--- Task statement ---
Reproduce the listing below verbatim, everything from its start down to the line containing "- category-label-1: Aragón: [321, 451, 404, 534]", with both ends included.

--- Dataset records ---

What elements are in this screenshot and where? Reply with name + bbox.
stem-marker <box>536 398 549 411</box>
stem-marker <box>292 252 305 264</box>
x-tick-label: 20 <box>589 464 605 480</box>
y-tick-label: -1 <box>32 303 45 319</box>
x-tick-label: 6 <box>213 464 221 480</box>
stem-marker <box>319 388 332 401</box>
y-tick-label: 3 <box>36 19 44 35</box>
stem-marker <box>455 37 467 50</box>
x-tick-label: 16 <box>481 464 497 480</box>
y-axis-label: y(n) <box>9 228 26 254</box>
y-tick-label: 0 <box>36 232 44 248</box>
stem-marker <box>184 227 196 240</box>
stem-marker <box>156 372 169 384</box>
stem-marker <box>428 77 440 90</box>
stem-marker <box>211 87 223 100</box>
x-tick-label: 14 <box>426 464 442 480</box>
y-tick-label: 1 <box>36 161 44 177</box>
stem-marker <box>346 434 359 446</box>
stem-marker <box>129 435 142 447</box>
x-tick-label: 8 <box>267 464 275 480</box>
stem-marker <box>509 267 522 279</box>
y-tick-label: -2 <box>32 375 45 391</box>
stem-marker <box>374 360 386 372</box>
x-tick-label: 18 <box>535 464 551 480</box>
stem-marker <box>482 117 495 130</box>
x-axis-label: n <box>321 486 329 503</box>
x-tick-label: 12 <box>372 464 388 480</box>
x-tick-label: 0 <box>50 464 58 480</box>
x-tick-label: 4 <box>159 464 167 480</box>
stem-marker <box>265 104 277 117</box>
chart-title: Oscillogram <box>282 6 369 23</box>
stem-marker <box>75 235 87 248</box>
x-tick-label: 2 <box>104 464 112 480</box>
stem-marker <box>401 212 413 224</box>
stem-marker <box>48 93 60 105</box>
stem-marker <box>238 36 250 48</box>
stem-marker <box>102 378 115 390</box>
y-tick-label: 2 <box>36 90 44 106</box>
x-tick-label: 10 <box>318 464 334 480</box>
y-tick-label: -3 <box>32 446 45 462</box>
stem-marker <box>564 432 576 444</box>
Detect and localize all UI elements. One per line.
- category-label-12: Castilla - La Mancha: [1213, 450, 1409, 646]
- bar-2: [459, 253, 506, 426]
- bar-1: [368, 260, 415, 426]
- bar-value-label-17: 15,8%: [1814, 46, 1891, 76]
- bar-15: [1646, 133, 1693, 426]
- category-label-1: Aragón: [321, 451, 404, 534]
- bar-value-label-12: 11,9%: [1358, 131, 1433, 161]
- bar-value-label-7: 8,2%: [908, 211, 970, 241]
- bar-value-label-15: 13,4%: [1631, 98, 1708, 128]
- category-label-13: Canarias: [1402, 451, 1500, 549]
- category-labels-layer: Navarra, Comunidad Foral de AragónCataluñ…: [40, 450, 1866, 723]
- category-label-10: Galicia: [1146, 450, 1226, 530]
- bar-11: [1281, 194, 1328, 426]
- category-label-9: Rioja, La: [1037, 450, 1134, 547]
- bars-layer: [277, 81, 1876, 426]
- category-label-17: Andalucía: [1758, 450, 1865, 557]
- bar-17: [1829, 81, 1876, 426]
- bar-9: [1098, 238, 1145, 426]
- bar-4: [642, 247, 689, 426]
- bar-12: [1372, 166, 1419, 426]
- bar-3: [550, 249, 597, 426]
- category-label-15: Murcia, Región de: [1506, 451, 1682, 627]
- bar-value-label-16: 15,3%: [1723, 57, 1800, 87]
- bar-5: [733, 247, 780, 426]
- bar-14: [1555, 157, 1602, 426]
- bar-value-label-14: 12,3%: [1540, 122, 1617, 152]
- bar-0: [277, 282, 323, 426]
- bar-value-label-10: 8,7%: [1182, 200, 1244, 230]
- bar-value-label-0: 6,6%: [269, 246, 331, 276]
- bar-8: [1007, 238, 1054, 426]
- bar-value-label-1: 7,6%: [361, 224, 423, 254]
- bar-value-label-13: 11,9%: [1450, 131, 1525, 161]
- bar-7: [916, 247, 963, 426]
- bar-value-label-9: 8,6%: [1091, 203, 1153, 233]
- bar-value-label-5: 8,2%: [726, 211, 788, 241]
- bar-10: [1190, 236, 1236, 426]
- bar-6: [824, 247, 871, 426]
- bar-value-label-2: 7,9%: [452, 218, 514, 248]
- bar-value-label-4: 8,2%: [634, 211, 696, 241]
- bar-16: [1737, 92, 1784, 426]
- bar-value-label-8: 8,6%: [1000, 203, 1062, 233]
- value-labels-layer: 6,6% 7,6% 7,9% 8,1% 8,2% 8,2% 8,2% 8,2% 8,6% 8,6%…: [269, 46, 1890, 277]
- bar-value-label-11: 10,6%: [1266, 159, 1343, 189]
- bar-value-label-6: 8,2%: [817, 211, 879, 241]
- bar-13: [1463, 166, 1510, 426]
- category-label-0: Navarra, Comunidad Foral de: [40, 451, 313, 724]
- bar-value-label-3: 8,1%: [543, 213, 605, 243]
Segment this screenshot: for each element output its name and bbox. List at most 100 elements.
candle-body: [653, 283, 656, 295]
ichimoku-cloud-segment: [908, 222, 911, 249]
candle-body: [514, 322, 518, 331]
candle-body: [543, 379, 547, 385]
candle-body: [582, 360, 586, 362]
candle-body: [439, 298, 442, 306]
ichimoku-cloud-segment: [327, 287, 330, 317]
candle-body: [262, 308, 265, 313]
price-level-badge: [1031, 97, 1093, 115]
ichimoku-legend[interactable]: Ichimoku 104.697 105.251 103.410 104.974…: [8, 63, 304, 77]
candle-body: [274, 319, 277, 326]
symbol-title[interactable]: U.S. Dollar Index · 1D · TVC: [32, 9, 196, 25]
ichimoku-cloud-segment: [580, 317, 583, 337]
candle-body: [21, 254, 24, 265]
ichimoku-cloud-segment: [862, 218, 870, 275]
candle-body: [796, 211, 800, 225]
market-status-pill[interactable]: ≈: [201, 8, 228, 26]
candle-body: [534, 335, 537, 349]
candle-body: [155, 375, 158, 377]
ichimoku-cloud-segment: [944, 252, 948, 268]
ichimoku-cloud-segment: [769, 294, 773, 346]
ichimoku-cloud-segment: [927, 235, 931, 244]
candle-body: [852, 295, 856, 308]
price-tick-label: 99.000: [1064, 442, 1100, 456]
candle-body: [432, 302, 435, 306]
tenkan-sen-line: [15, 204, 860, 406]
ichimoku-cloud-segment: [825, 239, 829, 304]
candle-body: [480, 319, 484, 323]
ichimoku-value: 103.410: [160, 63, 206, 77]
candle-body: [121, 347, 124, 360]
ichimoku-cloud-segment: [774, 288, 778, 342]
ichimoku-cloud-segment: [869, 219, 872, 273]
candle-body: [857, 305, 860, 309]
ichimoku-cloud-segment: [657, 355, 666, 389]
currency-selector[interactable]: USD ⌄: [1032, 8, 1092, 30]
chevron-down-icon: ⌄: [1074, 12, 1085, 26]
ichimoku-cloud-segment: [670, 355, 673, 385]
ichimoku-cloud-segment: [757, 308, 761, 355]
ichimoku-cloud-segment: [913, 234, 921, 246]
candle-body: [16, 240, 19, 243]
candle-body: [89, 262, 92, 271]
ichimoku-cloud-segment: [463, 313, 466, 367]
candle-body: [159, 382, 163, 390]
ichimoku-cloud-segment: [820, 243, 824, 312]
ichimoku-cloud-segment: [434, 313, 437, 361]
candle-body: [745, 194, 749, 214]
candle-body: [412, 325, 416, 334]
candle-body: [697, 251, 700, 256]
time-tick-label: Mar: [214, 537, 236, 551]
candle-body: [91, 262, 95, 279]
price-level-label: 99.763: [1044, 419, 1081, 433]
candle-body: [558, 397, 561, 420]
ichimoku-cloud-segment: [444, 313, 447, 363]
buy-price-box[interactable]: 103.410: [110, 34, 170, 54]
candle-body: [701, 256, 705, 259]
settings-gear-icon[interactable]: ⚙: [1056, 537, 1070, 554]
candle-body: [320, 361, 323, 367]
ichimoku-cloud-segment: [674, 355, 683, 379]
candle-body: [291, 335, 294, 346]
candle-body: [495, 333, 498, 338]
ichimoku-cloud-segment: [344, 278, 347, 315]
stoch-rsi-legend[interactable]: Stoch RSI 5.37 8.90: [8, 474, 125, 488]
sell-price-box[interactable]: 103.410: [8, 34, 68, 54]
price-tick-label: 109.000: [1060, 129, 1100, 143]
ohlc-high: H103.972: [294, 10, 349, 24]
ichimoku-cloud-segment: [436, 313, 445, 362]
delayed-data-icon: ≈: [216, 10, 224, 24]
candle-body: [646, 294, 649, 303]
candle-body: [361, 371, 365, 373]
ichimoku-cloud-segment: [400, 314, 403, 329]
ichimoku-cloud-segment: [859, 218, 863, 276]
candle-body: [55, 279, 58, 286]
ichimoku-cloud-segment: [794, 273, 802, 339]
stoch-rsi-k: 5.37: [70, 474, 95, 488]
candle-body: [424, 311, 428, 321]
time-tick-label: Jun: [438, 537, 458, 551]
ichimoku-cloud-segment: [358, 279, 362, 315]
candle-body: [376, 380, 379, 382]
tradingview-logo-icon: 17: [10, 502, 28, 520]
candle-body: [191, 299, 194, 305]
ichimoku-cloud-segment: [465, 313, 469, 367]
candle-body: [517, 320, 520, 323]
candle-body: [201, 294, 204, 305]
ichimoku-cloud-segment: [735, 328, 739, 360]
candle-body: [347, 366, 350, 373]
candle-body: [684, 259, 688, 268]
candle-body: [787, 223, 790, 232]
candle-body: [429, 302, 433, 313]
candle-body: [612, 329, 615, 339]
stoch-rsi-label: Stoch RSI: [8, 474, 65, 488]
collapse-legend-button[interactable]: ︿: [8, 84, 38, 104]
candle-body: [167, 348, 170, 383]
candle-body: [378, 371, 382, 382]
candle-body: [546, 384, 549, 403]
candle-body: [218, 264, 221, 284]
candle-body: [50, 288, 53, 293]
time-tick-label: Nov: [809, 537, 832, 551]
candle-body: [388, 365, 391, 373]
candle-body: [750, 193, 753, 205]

--- The response ---
What elements are in this screenshot and where? Reply with name + bbox.
stem-marker <box>536 398 549 411</box>
stem-marker <box>292 252 305 264</box>
x-tick-label: 20 <box>589 464 605 480</box>
y-tick-label: -1 <box>32 303 45 319</box>
x-tick-label: 6 <box>213 464 221 480</box>
stem-marker <box>319 388 332 401</box>
y-tick-label: 3 <box>36 19 44 35</box>
stem-marker <box>455 37 467 50</box>
x-tick-label: 16 <box>481 464 497 480</box>
y-axis-label: y(n) <box>9 228 26 254</box>
y-tick-label: 0 <box>36 232 44 248</box>
stem-marker <box>184 227 196 240</box>
stem-marker <box>156 372 169 384</box>
stem-marker <box>428 77 440 90</box>
stem-marker <box>211 87 223 100</box>
x-tick-label: 14 <box>426 464 442 480</box>
y-tick-label: 1 <box>36 161 44 177</box>
stem-marker <box>346 434 359 446</box>
stem-marker <box>129 435 142 447</box>
x-tick-label: 8 <box>267 464 275 480</box>
stem-marker <box>509 267 522 279</box>
y-tick-label: -2 <box>32 375 45 391</box>
stem-marker <box>374 360 386 372</box>
x-tick-label: 18 <box>535 464 551 480</box>
stem-marker <box>482 117 495 130</box>
x-axis-label: n <box>321 486 329 503</box>
x-tick-label: 12 <box>372 464 388 480</box>
x-tick-label: 0 <box>50 464 58 480</box>
x-tick-label: 4 <box>159 464 167 480</box>
stem-marker <box>265 104 277 117</box>
chart-title: Oscillogram <box>282 6 369 23</box>
stem-marker <box>75 235 87 248</box>
x-tick-label: 2 <box>104 464 112 480</box>
stem-marker <box>401 212 413 224</box>
stem-marker <box>48 93 60 105</box>
stem-marker <box>238 36 250 48</box>
stem-marker <box>102 378 115 390</box>
y-tick-label: 2 <box>36 90 44 106</box>
x-tick-label: 10 <box>318 464 334 480</box>
y-tick-label: -3 <box>32 446 45 462</box>
stem-marker <box>564 432 576 444</box>
Detect and localize all UI elements. One per line.
- category-label-12: Castilla - La Mancha: [1213, 450, 1409, 646]
- bar-2: [459, 253, 506, 426]
- bar-1: [368, 260, 415, 426]
- bar-value-label-17: 15,8%: [1814, 46, 1891, 76]
- bar-15: [1646, 133, 1693, 426]
- category-label-1: Aragón: [321, 451, 404, 534]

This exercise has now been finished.